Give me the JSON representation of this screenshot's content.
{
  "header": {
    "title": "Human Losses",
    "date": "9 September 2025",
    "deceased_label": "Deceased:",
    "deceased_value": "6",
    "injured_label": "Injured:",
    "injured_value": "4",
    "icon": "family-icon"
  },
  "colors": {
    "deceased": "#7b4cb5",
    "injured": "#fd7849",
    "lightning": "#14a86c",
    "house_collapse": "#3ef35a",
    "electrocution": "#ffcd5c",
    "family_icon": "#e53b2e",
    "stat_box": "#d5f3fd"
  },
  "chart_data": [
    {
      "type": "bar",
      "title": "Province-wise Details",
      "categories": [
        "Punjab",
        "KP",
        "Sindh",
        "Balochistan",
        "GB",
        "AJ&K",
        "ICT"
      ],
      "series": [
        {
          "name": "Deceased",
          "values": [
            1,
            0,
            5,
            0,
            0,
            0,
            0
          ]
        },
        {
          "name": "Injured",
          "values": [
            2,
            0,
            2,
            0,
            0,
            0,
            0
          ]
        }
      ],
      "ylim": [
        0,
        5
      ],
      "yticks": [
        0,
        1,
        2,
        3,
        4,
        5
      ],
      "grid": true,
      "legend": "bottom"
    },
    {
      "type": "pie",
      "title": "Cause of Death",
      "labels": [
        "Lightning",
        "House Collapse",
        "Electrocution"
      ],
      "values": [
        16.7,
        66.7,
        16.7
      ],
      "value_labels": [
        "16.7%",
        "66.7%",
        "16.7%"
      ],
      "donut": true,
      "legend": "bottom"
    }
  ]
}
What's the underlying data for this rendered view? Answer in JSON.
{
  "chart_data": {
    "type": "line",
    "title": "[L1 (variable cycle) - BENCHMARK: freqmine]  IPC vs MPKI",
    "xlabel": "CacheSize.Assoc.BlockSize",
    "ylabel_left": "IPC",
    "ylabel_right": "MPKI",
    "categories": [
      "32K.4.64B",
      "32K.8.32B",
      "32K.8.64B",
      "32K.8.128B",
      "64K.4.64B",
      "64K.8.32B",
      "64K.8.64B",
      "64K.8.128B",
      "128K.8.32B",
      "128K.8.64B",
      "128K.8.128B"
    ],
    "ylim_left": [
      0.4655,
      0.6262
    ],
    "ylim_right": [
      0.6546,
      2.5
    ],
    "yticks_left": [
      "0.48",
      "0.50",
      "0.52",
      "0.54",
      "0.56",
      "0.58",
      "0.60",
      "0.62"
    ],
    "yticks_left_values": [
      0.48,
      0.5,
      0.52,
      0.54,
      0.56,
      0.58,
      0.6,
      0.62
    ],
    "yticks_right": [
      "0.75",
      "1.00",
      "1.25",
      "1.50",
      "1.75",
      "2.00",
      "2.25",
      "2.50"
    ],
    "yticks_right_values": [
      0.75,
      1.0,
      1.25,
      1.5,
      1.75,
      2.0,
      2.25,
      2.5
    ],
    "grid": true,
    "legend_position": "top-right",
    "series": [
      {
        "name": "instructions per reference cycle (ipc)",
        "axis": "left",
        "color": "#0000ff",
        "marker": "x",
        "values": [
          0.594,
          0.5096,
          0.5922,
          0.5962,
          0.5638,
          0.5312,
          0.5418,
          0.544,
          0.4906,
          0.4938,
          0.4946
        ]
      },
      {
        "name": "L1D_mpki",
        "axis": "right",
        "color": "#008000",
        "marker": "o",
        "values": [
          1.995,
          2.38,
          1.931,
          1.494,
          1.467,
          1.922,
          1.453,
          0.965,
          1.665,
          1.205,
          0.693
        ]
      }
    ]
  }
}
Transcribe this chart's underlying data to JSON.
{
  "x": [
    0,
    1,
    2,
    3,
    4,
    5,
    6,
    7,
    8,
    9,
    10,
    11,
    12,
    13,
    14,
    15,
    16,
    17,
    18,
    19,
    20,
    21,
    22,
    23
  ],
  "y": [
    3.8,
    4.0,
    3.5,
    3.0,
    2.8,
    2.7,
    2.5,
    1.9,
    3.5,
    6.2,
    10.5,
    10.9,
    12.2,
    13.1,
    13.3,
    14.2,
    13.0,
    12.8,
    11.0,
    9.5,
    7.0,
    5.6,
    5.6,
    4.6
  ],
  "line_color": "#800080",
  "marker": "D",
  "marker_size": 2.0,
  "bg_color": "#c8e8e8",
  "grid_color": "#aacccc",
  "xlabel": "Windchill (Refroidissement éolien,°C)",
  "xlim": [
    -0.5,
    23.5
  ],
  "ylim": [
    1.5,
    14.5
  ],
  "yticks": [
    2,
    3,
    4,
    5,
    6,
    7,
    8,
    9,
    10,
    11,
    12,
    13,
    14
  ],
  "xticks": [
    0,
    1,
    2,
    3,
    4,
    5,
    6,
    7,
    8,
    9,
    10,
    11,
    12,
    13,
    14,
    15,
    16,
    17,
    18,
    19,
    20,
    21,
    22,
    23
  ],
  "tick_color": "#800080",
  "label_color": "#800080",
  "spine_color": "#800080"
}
──────
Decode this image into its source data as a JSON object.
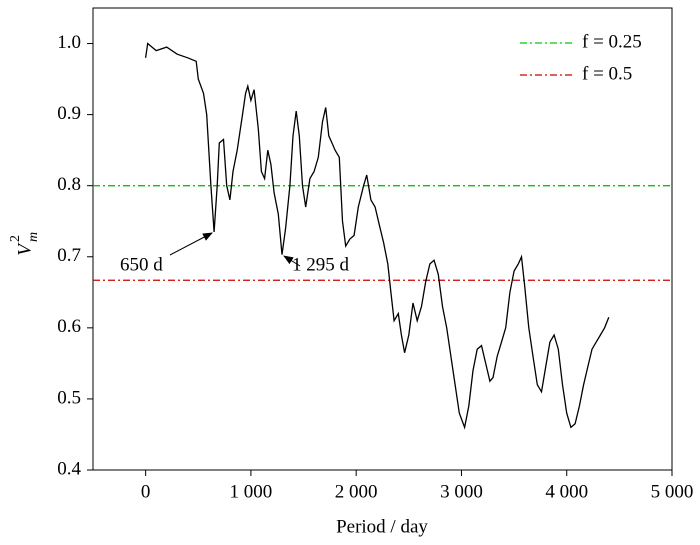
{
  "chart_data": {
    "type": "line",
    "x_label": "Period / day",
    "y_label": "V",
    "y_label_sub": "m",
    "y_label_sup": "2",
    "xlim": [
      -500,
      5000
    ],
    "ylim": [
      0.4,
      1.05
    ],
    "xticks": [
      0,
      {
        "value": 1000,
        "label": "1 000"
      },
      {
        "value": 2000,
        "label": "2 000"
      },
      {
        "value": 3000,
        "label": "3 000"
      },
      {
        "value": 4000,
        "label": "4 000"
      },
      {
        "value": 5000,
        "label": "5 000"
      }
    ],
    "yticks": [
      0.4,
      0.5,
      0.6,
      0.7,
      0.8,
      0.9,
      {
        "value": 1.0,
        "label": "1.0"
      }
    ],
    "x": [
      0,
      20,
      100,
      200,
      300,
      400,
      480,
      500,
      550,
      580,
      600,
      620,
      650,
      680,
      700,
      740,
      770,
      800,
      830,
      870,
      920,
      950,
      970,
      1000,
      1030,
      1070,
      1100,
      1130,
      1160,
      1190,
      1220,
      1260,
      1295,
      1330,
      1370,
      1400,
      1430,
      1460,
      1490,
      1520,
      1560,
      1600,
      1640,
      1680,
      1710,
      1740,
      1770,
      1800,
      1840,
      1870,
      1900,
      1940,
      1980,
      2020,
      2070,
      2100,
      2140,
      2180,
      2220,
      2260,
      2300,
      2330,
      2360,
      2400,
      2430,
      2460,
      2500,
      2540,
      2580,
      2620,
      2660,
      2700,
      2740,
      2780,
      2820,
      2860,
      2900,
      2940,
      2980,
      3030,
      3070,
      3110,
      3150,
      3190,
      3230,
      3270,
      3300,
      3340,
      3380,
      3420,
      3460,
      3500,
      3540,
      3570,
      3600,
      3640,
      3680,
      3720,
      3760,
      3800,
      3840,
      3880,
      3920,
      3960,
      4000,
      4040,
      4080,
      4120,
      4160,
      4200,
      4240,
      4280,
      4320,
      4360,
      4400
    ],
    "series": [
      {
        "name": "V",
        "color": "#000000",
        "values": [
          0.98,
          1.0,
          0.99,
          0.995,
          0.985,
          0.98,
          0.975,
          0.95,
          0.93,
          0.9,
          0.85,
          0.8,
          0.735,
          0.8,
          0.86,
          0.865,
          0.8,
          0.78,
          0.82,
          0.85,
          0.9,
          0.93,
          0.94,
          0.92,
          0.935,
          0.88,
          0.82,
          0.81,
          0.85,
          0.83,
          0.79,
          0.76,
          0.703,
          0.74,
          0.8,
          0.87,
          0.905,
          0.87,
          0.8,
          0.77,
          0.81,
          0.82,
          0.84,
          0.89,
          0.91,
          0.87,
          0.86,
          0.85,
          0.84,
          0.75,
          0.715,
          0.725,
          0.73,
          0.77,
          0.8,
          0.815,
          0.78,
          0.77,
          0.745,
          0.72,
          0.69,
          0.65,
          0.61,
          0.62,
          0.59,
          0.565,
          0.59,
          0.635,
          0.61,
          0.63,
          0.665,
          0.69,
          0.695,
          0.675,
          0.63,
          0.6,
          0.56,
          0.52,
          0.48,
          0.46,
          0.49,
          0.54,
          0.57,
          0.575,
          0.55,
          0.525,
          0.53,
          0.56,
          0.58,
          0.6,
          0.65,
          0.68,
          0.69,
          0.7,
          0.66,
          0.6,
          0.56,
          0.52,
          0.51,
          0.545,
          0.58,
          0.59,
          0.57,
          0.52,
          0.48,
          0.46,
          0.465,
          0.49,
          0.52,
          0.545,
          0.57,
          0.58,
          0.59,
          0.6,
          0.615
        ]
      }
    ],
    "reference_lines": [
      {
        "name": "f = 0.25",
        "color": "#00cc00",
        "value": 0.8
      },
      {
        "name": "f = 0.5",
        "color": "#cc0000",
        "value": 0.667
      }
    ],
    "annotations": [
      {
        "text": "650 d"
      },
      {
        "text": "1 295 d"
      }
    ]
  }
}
──────
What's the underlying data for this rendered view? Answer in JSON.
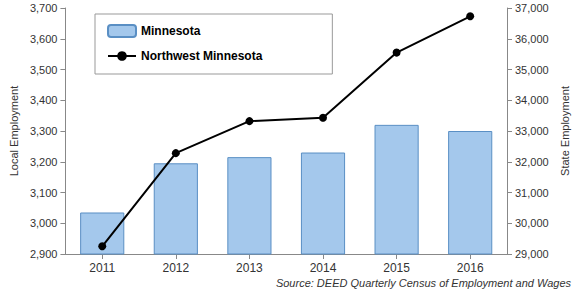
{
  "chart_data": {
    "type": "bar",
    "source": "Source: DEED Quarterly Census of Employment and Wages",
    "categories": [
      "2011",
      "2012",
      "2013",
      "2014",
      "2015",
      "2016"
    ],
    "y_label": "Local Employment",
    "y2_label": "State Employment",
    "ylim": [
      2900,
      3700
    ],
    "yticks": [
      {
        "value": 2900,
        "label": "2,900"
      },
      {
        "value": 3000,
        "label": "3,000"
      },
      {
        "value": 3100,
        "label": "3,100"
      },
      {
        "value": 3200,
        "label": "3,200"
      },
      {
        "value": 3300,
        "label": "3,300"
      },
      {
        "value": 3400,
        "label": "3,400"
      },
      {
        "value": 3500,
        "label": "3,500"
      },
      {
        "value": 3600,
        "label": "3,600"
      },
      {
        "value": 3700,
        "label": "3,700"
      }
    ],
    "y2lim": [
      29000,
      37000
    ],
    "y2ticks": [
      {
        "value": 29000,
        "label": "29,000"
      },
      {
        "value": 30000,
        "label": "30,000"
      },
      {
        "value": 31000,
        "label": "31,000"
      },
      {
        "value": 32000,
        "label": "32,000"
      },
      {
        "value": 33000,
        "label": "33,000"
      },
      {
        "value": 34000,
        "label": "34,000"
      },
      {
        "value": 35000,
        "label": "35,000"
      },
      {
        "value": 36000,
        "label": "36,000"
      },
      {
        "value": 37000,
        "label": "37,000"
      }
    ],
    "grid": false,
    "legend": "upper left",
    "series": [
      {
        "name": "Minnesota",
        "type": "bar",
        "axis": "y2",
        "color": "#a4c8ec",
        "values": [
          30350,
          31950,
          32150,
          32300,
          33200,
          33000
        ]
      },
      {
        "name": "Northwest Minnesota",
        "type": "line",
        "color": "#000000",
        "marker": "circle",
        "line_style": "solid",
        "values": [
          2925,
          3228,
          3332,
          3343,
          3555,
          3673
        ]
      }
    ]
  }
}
──────
_WHAT TO WORK ON_
Where a line in the material contains "name", copy that line.

_THE RESPONSE_
          "name": "Deceased",
          "name": "Injured",
        "name": "instructions per reference cycle (ipc)",
        "name": "L1D_mpki",
        "name": "V",
        "name": "f = 0.25",
        "name": "f = 0.5",
        "name": "Minnesota",
        "name": "Northwest Minnesota",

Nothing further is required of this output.